● **YOUR INSTRUCTIONS**: The expected output is an exact copy of the lines from the one containing "Type out the text in this image." to the final line below, minus any pictures.

####

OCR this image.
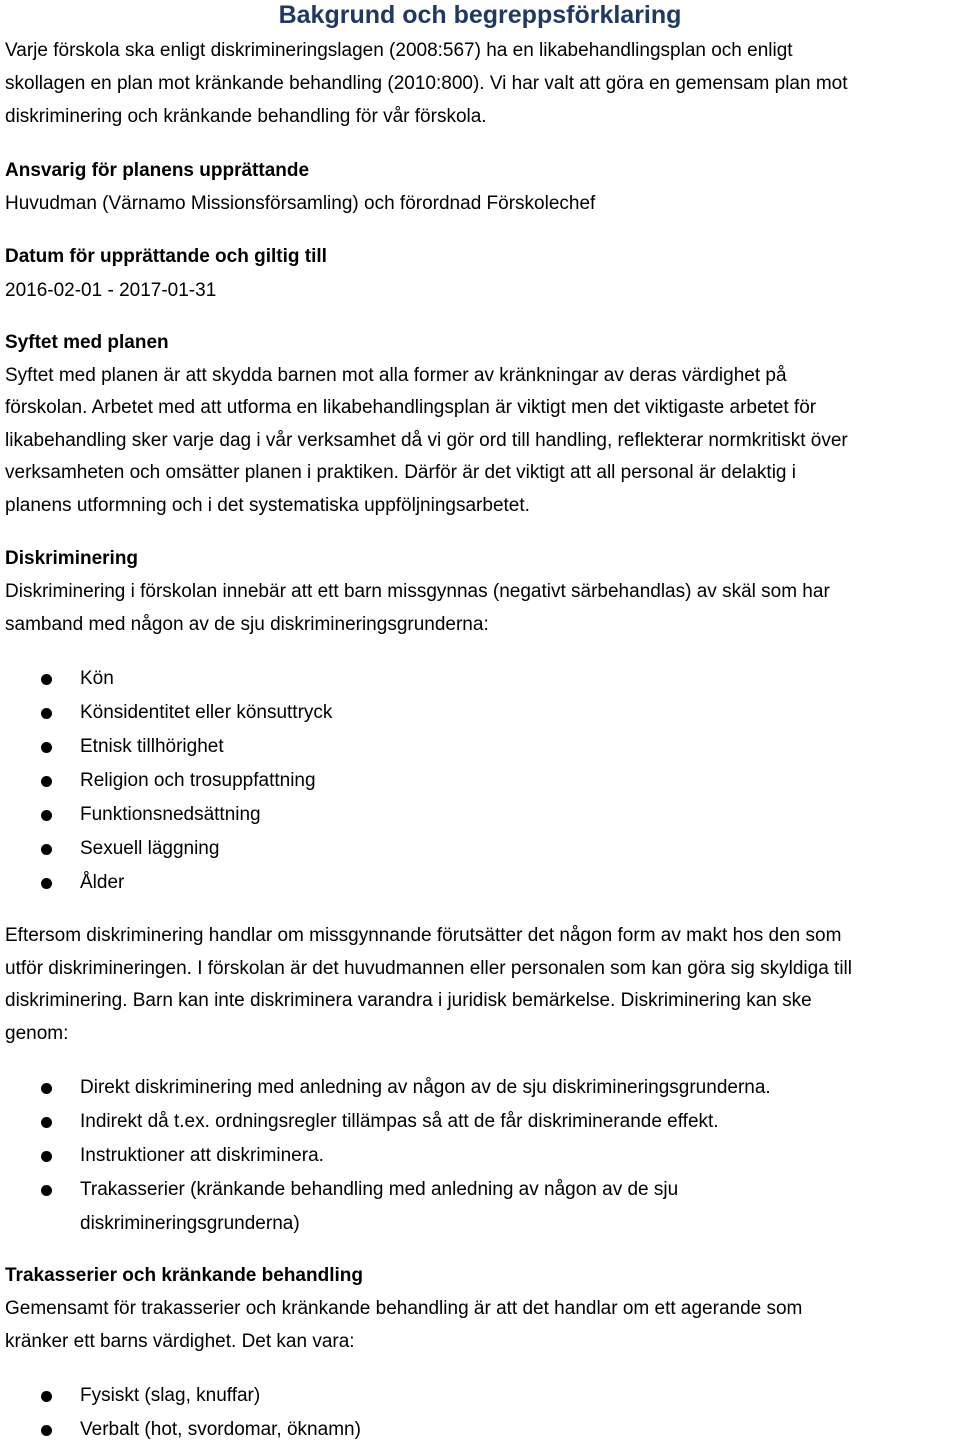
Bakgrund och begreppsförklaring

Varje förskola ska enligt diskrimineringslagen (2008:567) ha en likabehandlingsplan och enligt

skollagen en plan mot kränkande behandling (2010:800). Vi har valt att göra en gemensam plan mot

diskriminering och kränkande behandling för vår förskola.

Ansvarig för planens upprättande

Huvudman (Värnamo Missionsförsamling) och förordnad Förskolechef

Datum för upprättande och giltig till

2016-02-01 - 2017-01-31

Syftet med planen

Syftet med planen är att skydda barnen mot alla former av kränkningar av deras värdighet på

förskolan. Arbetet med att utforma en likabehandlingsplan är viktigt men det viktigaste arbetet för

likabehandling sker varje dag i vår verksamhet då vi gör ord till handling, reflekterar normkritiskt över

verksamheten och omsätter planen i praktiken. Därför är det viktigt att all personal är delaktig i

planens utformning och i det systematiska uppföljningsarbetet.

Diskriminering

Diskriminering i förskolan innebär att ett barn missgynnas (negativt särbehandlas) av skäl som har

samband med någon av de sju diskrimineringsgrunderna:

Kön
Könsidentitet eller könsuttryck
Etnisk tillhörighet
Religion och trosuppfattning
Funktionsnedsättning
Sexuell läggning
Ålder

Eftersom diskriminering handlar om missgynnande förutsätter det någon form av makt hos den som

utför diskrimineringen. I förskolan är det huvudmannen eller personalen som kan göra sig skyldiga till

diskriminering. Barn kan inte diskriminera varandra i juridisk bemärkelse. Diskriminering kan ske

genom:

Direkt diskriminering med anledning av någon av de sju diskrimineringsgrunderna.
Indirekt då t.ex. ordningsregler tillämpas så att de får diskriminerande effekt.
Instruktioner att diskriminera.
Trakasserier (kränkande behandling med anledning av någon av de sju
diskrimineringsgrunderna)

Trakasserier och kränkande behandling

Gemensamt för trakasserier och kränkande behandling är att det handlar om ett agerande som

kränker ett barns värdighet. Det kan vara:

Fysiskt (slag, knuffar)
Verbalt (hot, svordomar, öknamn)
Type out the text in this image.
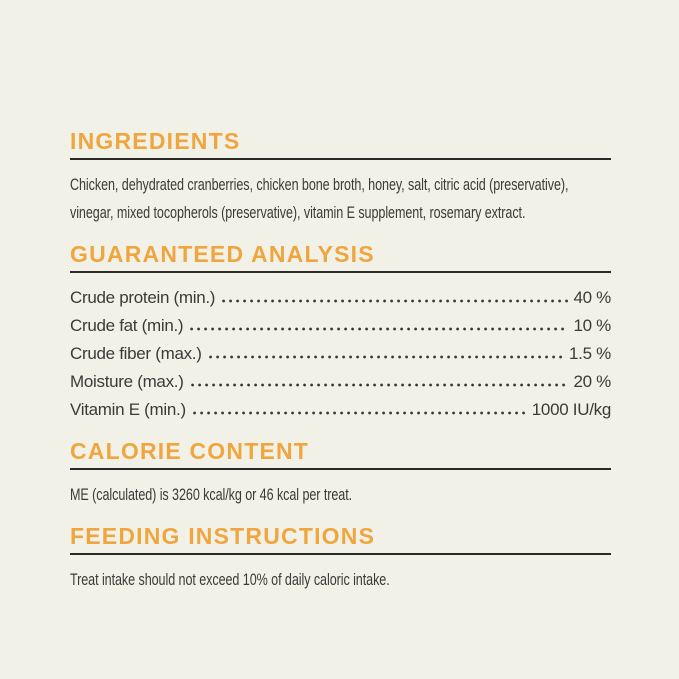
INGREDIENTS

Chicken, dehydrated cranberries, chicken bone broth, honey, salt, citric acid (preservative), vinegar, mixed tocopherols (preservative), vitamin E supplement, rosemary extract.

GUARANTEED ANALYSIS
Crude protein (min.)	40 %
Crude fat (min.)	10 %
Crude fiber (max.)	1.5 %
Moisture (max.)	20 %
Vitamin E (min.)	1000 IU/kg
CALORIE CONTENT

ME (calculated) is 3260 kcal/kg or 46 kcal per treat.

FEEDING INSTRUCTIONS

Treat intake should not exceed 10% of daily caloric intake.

####

● **ANSWER**:
Type out the text in this image.
INGREDIENTS

Chicken, dehydrated cranberries, chicken bone broth, honey, salt, citric acid (preservative), vinegar, mixed tocopherols (preservative), vitamin E supplement, rosemary extract.

GUARANTEED ANALYSIS
Crude protein (min.)	40 %
Crude fat (min.)	10 %
Crude fiber (max.)	1.5 %
Moisture (max.)	20 %
Vitamin E (min.)	1000 IU/kg
CALORIE CONTENT

ME (calculated) is 3260 kcal/kg or 46 kcal per treat.

FEEDING INSTRUCTIONS

Treat intake should not exceed 10% of daily caloric intake.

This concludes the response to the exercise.